→ Extracted records:
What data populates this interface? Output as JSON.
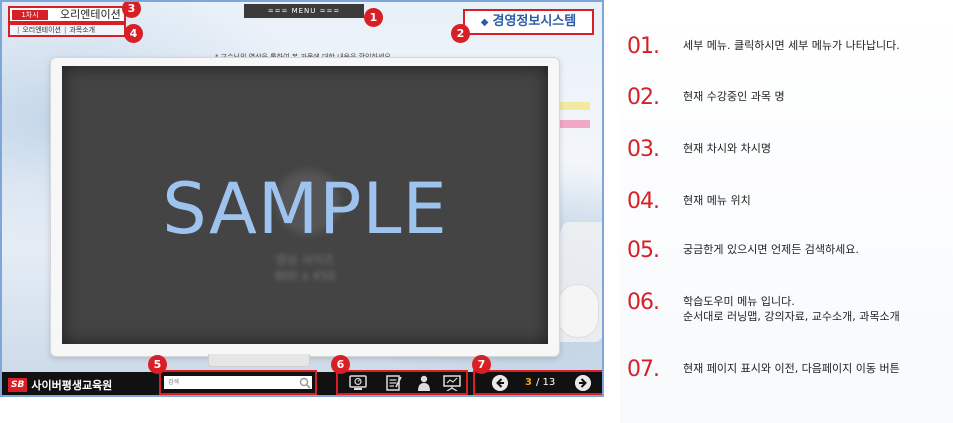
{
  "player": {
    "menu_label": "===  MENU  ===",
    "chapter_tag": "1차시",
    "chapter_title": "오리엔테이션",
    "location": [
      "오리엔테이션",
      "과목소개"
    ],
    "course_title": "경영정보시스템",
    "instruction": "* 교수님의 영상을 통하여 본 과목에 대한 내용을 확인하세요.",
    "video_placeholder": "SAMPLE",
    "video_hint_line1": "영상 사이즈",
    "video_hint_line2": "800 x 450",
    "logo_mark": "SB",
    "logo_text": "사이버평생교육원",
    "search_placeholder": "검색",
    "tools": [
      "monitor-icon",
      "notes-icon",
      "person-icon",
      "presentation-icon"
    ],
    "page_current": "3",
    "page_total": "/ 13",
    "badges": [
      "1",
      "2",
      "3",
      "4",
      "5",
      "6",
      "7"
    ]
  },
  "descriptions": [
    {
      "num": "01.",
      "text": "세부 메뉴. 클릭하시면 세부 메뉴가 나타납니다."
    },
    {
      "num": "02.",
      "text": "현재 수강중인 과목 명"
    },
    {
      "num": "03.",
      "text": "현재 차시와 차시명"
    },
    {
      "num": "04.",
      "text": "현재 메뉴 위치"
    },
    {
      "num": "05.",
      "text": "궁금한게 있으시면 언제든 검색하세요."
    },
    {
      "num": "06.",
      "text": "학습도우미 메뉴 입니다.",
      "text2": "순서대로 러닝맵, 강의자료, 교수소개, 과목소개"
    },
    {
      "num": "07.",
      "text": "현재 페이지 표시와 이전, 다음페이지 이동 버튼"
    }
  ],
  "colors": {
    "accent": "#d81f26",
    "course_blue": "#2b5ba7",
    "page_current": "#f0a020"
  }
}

...

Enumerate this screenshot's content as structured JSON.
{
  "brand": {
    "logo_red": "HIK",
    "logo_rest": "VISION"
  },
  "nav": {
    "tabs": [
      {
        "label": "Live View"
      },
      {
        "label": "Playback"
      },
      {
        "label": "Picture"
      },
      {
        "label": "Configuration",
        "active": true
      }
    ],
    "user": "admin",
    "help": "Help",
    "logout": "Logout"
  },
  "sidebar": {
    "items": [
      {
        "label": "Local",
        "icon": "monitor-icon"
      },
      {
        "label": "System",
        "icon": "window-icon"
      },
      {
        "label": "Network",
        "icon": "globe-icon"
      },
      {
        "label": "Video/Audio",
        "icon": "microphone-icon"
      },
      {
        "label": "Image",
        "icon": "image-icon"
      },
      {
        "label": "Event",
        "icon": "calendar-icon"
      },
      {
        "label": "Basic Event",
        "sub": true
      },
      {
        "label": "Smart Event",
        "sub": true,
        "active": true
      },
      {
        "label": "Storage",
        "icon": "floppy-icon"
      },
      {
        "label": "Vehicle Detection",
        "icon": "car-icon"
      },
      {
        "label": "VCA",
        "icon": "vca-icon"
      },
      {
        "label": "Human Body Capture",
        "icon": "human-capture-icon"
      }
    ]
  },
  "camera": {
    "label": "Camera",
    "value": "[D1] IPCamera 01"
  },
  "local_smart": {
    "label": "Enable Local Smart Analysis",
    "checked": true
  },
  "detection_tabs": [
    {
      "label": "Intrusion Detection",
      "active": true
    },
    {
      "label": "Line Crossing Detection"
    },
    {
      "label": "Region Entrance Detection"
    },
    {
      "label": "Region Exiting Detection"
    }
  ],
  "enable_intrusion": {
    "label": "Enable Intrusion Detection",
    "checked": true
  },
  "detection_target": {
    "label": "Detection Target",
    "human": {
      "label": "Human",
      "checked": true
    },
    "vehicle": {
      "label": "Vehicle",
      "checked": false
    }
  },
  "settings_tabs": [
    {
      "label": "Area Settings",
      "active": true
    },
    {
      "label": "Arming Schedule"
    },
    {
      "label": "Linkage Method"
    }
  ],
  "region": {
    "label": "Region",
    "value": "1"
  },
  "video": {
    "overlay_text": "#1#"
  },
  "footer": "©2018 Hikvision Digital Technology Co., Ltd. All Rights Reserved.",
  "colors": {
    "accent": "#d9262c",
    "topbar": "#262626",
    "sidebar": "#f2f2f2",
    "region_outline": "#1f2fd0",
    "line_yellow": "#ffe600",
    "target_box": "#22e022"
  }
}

→ Work to do: Say, as a single number and nothing more, how many lines of the entries contain the word "this".

→ The output: 2